### [Do this]
Repeat each line of the material exactly.

╭─ Records for processing

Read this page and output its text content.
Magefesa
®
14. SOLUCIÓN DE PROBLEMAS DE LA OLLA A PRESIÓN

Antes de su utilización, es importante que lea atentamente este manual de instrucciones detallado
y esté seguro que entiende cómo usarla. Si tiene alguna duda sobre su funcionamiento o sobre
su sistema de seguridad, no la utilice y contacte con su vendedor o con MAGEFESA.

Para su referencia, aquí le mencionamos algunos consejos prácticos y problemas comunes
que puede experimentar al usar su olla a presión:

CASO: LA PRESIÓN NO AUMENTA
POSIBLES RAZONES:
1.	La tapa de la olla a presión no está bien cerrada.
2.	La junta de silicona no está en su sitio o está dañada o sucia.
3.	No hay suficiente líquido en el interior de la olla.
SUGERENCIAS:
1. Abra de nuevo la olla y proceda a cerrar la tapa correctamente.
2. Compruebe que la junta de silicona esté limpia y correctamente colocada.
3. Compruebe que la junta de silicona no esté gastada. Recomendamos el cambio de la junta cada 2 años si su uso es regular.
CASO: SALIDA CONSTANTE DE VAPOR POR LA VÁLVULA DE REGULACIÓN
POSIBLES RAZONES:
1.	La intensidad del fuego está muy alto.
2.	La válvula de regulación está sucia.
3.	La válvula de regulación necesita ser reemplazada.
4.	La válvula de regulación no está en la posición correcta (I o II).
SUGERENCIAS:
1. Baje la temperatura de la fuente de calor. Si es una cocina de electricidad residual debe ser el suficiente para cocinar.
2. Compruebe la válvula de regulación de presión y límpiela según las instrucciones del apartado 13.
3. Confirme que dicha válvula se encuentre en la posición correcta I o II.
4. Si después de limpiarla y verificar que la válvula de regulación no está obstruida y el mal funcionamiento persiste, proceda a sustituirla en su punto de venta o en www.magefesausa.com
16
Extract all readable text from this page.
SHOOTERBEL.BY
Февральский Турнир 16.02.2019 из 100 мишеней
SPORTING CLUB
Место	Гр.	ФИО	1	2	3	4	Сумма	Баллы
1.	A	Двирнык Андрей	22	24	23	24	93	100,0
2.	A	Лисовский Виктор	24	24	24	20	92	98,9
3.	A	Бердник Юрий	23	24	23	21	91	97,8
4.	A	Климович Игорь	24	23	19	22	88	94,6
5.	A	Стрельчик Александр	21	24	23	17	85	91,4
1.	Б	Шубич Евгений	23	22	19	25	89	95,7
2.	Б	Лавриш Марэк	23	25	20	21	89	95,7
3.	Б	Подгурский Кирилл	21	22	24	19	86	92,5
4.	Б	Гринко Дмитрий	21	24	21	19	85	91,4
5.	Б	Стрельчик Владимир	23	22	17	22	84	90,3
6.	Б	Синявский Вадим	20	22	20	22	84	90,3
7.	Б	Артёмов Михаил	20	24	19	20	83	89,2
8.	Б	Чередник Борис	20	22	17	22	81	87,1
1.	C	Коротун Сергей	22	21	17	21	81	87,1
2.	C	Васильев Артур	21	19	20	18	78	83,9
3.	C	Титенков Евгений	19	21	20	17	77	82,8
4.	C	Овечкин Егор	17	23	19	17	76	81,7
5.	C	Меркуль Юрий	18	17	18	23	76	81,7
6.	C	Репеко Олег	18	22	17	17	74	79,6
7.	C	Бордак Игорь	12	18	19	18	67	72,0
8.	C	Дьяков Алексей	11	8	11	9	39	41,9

╰─

### [Task response]
Read this page and output its text content.
Magefesa
®
14. SOLUCIÓN DE PROBLEMAS DE LA OLLA A PRESIÓN

Antes de su utilización, es importante que lea atentamente este manual de instrucciones detallado
y esté seguro que entiende cómo usarla. Si tiene alguna duda sobre su funcionamiento o sobre
su sistema de seguridad, no la utilice y contacte con su vendedor o con MAGEFESA.

Para su referencia, aquí le mencionamos algunos consejos prácticos y problemas comunes
que puede experimentar al usar su olla a presión:

CASO: LA PRESIÓN NO AUMENTA
POSIBLES RAZONES:
1.	La tapa de la olla a presión no está bien cerrada.
2.	La junta de silicona no está en su sitio o está dañada o sucia.
3.	No hay suficiente líquido en el interior de la olla.
SUGERENCIAS:
1. Abra de nuevo la olla y proceda a cerrar la tapa correctamente.
2. Compruebe que la junta de silicona esté limpia y correctamente colocada.
3. Compruebe que la junta de silicona no esté gastada. Recomendamos el cambio de la junta cada 2 años si su uso es regular.
CASO: SALIDA CONSTANTE DE VAPOR POR LA VÁLVULA DE REGULACIÓN
POSIBLES RAZONES:
1.	La intensidad del fuego está muy alto.
2.	La válvula de regulación está sucia.
3.	La válvula de regulación necesita ser reemplazada.
4.	La válvula de regulación no está en la posición correcta (I o II).
SUGERENCIAS:
1. Baje la temperatura de la fuente de calor. Si es una cocina de electricidad residual debe ser el suficiente para cocinar.
2. Compruebe la válvula de regulación de presión y límpiela según las instrucciones del apartado 13.
3. Confirme que dicha válvula se encuentre en la posición correcta I o II.
4. Si después de limpiarla y verificar que la válvula de regulación no está obstruida y el mal funcionamiento persiste, proceda a sustituirla en su punto de venta o en www.magefesausa.com
16
Extract all readable text from this page.
SHOOTERBEL.BY
Февральский Турнир 16.02.2019 из 100 мишеней
SPORTING CLUB
Место	Гр.	ФИО	1	2	3	4	Сумма	Баллы
1.	A	Двирнык Андрей	22	24	23	24	93	100,0
2.	A	Лисовский Виктор	24	24	24	20	92	98,9
3.	A	Бердник Юрий	23	24	23	21	91	97,8
4.	A	Климович Игорь	24	23	19	22	88	94,6
5.	A	Стрельчик Александр	21	24	23	17	85	91,4
1.	Б	Шубич Евгений	23	22	19	25	89	95,7
2.	Б	Лавриш Марэк	23	25	20	21	89	95,7
3.	Б	Подгурский Кирилл	21	22	24	19	86	92,5
4.	Б	Гринко Дмитрий	21	24	21	19	85	91,4
5.	Б	Стрельчик Владимир	23	22	17	22	84	90,3
6.	Б	Синявский Вадим	20	22	20	22	84	90,3
7.	Б	Артёмов Михаил	20	24	19	20	83	89,2
8.	Б	Чередник Борис	20	22	17	22	81	87,1
1.	C	Коротун Сергей	22	21	17	21	81	87,1
2.	C	Васильев Артур	21	19	20	18	78	83,9
3.	C	Титенков Евгений	19	21	20	17	77	82,8
4.	C	Овечкин Егор	17	23	19	17	76	81,7
5.	C	Меркуль Юрий	18	17	18	23	76	81,7
6.	C	Репеко Олег	18	22	17	17	74	79,6
7.	C	Бордак Игорь	12	18	19	18	67	72,0
8.	C	Дьяков Алексей	11	8	11	9	39	41,9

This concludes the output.